Rows from a dataset:

★ ★ ★

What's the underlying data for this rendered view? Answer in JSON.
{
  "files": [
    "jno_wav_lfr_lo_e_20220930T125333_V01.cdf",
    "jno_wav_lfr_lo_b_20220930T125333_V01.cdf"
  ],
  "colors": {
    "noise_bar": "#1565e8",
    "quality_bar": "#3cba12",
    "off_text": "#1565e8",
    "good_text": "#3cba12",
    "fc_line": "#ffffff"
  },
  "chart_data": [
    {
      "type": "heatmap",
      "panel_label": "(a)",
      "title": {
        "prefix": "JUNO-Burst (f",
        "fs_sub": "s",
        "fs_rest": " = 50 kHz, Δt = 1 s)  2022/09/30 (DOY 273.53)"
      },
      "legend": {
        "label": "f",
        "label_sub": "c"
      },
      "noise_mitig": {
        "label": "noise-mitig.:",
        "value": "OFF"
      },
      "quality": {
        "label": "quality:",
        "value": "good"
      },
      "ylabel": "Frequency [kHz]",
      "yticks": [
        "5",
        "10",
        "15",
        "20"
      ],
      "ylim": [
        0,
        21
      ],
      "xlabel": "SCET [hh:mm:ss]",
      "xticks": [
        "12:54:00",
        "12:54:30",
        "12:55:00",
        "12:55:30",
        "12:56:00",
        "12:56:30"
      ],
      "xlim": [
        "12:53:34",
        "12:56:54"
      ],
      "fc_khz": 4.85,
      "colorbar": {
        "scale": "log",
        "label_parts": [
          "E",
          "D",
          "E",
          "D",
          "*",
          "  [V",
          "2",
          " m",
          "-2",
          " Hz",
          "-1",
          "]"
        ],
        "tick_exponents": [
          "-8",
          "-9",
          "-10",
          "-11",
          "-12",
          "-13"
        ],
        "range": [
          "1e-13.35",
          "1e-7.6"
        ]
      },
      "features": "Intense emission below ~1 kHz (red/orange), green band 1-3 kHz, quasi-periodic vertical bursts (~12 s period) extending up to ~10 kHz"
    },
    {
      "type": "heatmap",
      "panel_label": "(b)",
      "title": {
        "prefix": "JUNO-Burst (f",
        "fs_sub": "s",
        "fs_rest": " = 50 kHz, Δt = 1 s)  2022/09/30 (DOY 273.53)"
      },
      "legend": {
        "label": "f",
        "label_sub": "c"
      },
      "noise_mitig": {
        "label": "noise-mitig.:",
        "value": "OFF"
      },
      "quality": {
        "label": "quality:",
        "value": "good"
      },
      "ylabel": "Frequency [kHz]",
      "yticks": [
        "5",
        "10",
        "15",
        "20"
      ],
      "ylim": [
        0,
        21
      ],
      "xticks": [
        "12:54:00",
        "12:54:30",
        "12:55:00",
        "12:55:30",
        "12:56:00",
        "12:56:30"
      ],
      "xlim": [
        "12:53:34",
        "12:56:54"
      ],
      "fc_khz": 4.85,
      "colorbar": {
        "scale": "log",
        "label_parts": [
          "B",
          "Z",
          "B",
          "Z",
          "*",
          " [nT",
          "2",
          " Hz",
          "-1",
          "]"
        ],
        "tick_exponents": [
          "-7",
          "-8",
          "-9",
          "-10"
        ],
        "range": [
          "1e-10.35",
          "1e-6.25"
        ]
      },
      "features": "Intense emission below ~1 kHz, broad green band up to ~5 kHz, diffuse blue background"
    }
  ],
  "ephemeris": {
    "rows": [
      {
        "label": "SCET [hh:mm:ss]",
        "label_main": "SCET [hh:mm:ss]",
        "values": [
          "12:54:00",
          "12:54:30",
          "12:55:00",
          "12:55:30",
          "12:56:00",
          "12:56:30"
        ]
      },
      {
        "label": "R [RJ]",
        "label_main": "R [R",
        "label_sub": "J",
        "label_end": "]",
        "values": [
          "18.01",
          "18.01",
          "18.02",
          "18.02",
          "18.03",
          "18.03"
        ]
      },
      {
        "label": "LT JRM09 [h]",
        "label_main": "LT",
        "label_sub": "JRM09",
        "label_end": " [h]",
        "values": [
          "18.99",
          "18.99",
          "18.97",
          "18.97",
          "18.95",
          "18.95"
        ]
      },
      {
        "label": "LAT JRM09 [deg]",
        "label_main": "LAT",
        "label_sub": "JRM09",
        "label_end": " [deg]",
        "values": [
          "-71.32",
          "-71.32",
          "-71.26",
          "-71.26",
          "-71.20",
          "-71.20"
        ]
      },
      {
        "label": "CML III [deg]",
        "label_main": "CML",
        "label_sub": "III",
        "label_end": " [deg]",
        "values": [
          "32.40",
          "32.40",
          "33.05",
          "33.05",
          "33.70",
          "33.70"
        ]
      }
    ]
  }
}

★ ★ ★

» TASK REQUIREMENTS
Repeat the lines above exactly.

» WRITTEN ANSWER
What's the underlying data for this rendered view? Answer in JSON.
{
  "files": [
    "jno_wav_lfr_lo_e_20220930T125333_V01.cdf",
    "jno_wav_lfr_lo_b_20220930T125333_V01.cdf"
  ],
  "colors": {
    "noise_bar": "#1565e8",
    "quality_bar": "#3cba12",
    "off_text": "#1565e8",
    "good_text": "#3cba12",
    "fc_line": "#ffffff"
  },
  "chart_data": [
    {
      "type": "heatmap",
      "panel_label": "(a)",
      "title": {
        "prefix": "JUNO-Burst (f",
        "fs_sub": "s",
        "fs_rest": " = 50 kHz, Δt = 1 s)  2022/09/30 (DOY 273.53)"
      },
      "legend": {
        "label": "f",
        "label_sub": "c"
      },
      "noise_mitig": {
        "label": "noise-mitig.:",
        "value": "OFF"
      },
      "quality": {
        "label": "quality:",
        "value": "good"
      },
      "ylabel": "Frequency [kHz]",
      "yticks": [
        "5",
        "10",
        "15",
        "20"
      ],
      "ylim": [
        0,
        21
      ],
      "xlabel": "SCET [hh:mm:ss]",
      "xticks": [
        "12:54:00",
        "12:54:30",
        "12:55:00",
        "12:55:30",
        "12:56:00",
        "12:56:30"
      ],
      "xlim": [
        "12:53:34",
        "12:56:54"
      ],
      "fc_khz": 4.85,
      "colorbar": {
        "scale": "log",
        "label_parts": [
          "E",
          "D",
          "E",
          "D",
          "*",
          "  [V",
          "2",
          " m",
          "-2",
          " Hz",
          "-1",
          "]"
        ],
        "tick_exponents": [
          "-8",
          "-9",
          "-10",
          "-11",
          "-12",
          "-13"
        ],
        "range": [
          "1e-13.35",
          "1e-7.6"
        ]
      },
      "features": "Intense emission below ~1 kHz (red/orange), green band 1-3 kHz, quasi-periodic vertical bursts (~12 s period) extending up to ~10 kHz"
    },
    {
      "type": "heatmap",
      "panel_label": "(b)",
      "title": {
        "prefix": "JUNO-Burst (f",
        "fs_sub": "s",
        "fs_rest": " = 50 kHz, Δt = 1 s)  2022/09/30 (DOY 273.53)"
      },
      "legend": {
        "label": "f",
        "label_sub": "c"
      },
      "noise_mitig": {
        "label": "noise-mitig.:",
        "value": "OFF"
      },
      "quality": {
        "label": "quality:",
        "value": "good"
      },
      "ylabel": "Frequency [kHz]",
      "yticks": [
        "5",
        "10",
        "15",
        "20"
      ],
      "ylim": [
        0,
        21
      ],
      "xticks": [
        "12:54:00",
        "12:54:30",
        "12:55:00",
        "12:55:30",
        "12:56:00",
        "12:56:30"
      ],
      "xlim": [
        "12:53:34",
        "12:56:54"
      ],
      "fc_khz": 4.85,
      "colorbar": {
        "scale": "log",
        "label_parts": [
          "B",
          "Z",
          "B",
          "Z",
          "*",
          " [nT",
          "2",
          " Hz",
          "-1",
          "]"
        ],
        "tick_exponents": [
          "-7",
          "-8",
          "-9",
          "-10"
        ],
        "range": [
          "1e-10.35",
          "1e-6.25"
        ]
      },
      "features": "Intense emission below ~1 kHz, broad green band up to ~5 kHz, diffuse blue background"
    }
  ],
  "ephemeris": {
    "rows": [
      {
        "label": "SCET [hh:mm:ss]",
        "label_main": "SCET [hh:mm:ss]",
        "values": [
          "12:54:00",
          "12:54:30",
          "12:55:00",
          "12:55:30",
          "12:56:00",
          "12:56:30"
        ]
      },
      {
        "label": "R [RJ]",
        "label_main": "R [R",
        "label_sub": "J",
        "label_end": "]",
        "values": [
          "18.01",
          "18.01",
          "18.02",
          "18.02",
          "18.03",
          "18.03"
        ]
      },
      {
        "label": "LT JRM09 [h]",
        "label_main": "LT",
        "label_sub": "JRM09",
        "label_end": " [h]",
        "values": [
          "18.99",
          "18.99",
          "18.97",
          "18.97",
          "18.95",
          "18.95"
        ]
      },
      {
        "label": "LAT JRM09 [deg]",
        "label_main": "LAT",
        "label_sub": "JRM09",
        "label_end": " [deg]",
        "values": [
          "-71.32",
          "-71.32",
          "-71.26",
          "-71.26",
          "-71.20",
          "-71.20"
        ]
      },
      {
        "label": "CML III [deg]",
        "label_main": "CML",
        "label_sub": "III",
        "label_end": " [deg]",
        "values": [
          "32.40",
          "32.40",
          "33.05",
          "33.05",
          "33.70",
          "33.70"
        ]
      }
    ]
  }
}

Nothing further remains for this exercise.